[BEGIN]

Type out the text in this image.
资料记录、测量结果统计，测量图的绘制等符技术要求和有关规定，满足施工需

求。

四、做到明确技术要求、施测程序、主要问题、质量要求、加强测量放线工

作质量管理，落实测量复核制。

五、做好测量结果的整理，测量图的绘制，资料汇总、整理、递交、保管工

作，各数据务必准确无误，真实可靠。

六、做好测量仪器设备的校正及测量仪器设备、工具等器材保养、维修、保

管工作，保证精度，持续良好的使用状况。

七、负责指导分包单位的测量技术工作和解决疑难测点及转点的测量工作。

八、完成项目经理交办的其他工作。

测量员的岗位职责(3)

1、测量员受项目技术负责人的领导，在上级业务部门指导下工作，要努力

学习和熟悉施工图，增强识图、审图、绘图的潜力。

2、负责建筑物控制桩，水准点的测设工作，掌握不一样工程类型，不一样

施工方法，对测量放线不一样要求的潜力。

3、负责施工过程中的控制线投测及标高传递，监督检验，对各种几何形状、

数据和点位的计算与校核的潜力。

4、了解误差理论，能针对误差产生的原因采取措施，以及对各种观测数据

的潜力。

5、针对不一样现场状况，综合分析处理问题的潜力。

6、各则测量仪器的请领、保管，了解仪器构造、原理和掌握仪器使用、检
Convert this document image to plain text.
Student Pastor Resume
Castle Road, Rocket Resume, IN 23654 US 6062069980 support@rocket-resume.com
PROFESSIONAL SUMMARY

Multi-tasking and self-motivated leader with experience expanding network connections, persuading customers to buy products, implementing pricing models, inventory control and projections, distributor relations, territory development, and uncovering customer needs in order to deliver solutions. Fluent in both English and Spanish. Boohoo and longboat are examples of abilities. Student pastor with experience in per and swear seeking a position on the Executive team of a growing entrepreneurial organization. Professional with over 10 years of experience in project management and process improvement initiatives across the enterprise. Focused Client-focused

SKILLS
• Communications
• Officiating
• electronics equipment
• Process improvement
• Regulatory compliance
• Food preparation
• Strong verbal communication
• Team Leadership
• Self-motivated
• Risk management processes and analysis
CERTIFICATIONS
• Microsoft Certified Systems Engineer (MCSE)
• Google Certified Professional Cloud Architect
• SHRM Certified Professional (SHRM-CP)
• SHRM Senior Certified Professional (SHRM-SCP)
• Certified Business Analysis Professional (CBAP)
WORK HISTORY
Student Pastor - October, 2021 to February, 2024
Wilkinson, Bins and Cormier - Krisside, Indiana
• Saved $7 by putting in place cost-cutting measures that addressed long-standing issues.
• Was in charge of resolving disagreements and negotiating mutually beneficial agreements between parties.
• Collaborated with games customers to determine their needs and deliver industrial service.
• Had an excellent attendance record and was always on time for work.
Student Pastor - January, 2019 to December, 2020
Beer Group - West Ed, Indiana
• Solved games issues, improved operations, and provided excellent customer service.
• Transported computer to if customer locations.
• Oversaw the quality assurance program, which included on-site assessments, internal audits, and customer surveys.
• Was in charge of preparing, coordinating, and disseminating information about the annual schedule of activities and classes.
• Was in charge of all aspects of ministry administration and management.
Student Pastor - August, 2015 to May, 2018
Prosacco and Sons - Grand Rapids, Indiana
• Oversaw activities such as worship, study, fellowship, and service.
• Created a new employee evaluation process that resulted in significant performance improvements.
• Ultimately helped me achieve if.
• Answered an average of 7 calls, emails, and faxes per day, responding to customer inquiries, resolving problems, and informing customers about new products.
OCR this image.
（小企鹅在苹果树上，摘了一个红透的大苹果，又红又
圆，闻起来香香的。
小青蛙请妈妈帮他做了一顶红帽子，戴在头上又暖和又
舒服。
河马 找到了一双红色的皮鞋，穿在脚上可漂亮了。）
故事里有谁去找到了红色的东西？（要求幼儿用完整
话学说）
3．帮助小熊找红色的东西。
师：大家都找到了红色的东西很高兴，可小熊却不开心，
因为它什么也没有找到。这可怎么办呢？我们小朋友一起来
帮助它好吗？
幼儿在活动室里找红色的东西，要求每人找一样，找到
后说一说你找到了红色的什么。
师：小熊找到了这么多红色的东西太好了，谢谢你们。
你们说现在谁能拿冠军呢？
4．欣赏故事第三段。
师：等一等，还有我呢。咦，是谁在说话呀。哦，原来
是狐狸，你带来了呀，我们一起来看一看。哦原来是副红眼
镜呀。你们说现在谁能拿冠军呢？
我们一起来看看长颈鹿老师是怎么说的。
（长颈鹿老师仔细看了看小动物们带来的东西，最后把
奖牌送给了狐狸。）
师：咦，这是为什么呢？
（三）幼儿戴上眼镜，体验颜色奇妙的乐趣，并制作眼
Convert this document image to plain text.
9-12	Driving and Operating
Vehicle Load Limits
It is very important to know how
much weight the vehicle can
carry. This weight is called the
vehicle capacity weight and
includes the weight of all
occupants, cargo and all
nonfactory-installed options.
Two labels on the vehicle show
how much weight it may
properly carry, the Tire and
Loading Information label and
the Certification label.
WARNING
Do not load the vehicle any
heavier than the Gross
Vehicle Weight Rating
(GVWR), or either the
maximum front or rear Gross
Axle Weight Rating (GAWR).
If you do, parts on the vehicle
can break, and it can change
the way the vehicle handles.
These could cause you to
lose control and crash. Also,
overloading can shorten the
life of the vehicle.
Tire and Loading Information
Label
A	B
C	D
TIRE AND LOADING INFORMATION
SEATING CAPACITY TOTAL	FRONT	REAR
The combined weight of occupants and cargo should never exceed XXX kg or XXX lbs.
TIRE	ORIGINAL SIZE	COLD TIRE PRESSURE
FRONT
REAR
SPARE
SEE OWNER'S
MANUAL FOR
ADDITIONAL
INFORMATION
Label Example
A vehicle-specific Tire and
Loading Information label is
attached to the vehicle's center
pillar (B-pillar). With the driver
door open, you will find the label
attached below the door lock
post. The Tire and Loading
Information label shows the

[END]

- BRIEF
The records above should be returned exactly.

- TASK ANSWER
Type out the text in this image.
资料记录、测量结果统计，测量图的绘制等符技术要求和有关规定，满足施工需

求。

四、做到明确技术要求、施测程序、主要问题、质量要求、加强测量放线工

作质量管理，落实测量复核制。

五、做好测量结果的整理，测量图的绘制，资料汇总、整理、递交、保管工

作，各数据务必准确无误，真实可靠。

六、做好测量仪器设备的校正及测量仪器设备、工具等器材保养、维修、保

管工作，保证精度，持续良好的使用状况。

七、负责指导分包单位的测量技术工作和解决疑难测点及转点的测量工作。

八、完成项目经理交办的其他工作。

测量员的岗位职责(3)

1、测量员受项目技术负责人的领导，在上级业务部门指导下工作，要努力

学习和熟悉施工图，增强识图、审图、绘图的潜力。

2、负责建筑物控制桩，水准点的测设工作，掌握不一样工程类型，不一样

施工方法，对测量放线不一样要求的潜力。

3、负责施工过程中的控制线投测及标高传递，监督检验，对各种几何形状、

数据和点位的计算与校核的潜力。

4、了解误差理论，能针对误差产生的原因采取措施，以及对各种观测数据

的潜力。

5、针对不一样现场状况，综合分析处理问题的潜力。

6、各则测量仪器的请领、保管，了解仪器构造、原理和掌握仪器使用、检
Convert this document image to plain text.
Student Pastor Resume
Castle Road, Rocket Resume, IN 23654 US 6062069980 support@rocket-resume.com
PROFESSIONAL SUMMARY

Multi-tasking and self-motivated leader with experience expanding network connections, persuading customers to buy products, implementing pricing models, inventory control and projections, distributor relations, territory development, and uncovering customer needs in order to deliver solutions. Fluent in both English and Spanish. Boohoo and longboat are examples of abilities. Student pastor with experience in per and swear seeking a position on the Executive team of a growing entrepreneurial organization. Professional with over 10 years of experience in project management and process improvement initiatives across the enterprise. Focused Client-focused

SKILLS
• Communications
• Officiating
• electronics equipment
• Process improvement
• Regulatory compliance
• Food preparation
• Strong verbal communication
• Team Leadership
• Self-motivated
• Risk management processes and analysis
CERTIFICATIONS
• Microsoft Certified Systems Engineer (MCSE)
• Google Certified Professional Cloud Architect
• SHRM Certified Professional (SHRM-CP)
• SHRM Senior Certified Professional (SHRM-SCP)
• Certified Business Analysis Professional (CBAP)
WORK HISTORY
Student Pastor - October, 2021 to February, 2024
Wilkinson, Bins and Cormier - Krisside, Indiana
• Saved $7 by putting in place cost-cutting measures that addressed long-standing issues.
• Was in charge of resolving disagreements and negotiating mutually beneficial agreements between parties.
• Collaborated with games customers to determine their needs and deliver industrial service.
• Had an excellent attendance record and was always on time for work.
Student Pastor - January, 2019 to December, 2020
Beer Group - West Ed, Indiana
• Solved games issues, improved operations, and provided excellent customer service.
• Transported computer to if customer locations.
• Oversaw the quality assurance program, which included on-site assessments, internal audits, and customer surveys.
• Was in charge of preparing, coordinating, and disseminating information about the annual schedule of activities and classes.
• Was in charge of all aspects of ministry administration and management.
Student Pastor - August, 2015 to May, 2018
Prosacco and Sons - Grand Rapids, Indiana
• Oversaw activities such as worship, study, fellowship, and service.
• Created a new employee evaluation process that resulted in significant performance improvements.
• Ultimately helped me achieve if.
• Answered an average of 7 calls, emails, and faxes per day, responding to customer inquiries, resolving problems, and informing customers about new products.
OCR this image.
（小企鹅在苹果树上，摘了一个红透的大苹果，又红又
圆，闻起来香香的。
小青蛙请妈妈帮他做了一顶红帽子，戴在头上又暖和又
舒服。
河马 找到了一双红色的皮鞋，穿在脚上可漂亮了。）
故事里有谁去找到了红色的东西？（要求幼儿用完整
话学说）
3．帮助小熊找红色的东西。
师：大家都找到了红色的东西很高兴，可小熊却不开心，
因为它什么也没有找到。这可怎么办呢？我们小朋友一起来
帮助它好吗？
幼儿在活动室里找红色的东西，要求每人找一样，找到
后说一说你找到了红色的什么。
师：小熊找到了这么多红色的东西太好了，谢谢你们。
你们说现在谁能拿冠军呢？
4．欣赏故事第三段。
师：等一等，还有我呢。咦，是谁在说话呀。哦，原来
是狐狸，你带来了呀，我们一起来看一看。哦原来是副红眼
镜呀。你们说现在谁能拿冠军呢？
我们一起来看看长颈鹿老师是怎么说的。
（长颈鹿老师仔细看了看小动物们带来的东西，最后把
奖牌送给了狐狸。）
师：咦，这是为什么呢？
（三）幼儿戴上眼镜，体验颜色奇妙的乐趣，并制作眼
Convert this document image to plain text.
9-12	Driving and Operating
Vehicle Load Limits
It is very important to know how
much weight the vehicle can
carry. This weight is called the
vehicle capacity weight and
includes the weight of all
occupants, cargo and all
nonfactory-installed options.
Two labels on the vehicle show
how much weight it may
properly carry, the Tire and
Loading Information label and
the Certification label.
WARNING
Do not load the vehicle any
heavier than the Gross
Vehicle Weight Rating
(GVWR), or either the
maximum front or rear Gross
Axle Weight Rating (GAWR).
If you do, parts on the vehicle
can break, and it can change
the way the vehicle handles.
These could cause you to
lose control and crash. Also,
overloading can shorten the
life of the vehicle.
Tire and Loading Information
Label
A	B
C	D
TIRE AND LOADING INFORMATION
SEATING CAPACITY TOTAL	FRONT	REAR
The combined weight of occupants and cargo should never exceed XXX kg or XXX lbs.
TIRE	ORIGINAL SIZE	COLD TIRE PRESSURE
FRONT
REAR
SPARE
SEE OWNER'S
MANUAL FOR
ADDITIONAL
INFORMATION
Label Example
A vehicle-specific Tire and
Loading Information label is
attached to the vehicle's center
pillar (B-pillar). With the driver
door open, you will find the label
attached below the door lock
post. The Tire and Loading
Information label shows the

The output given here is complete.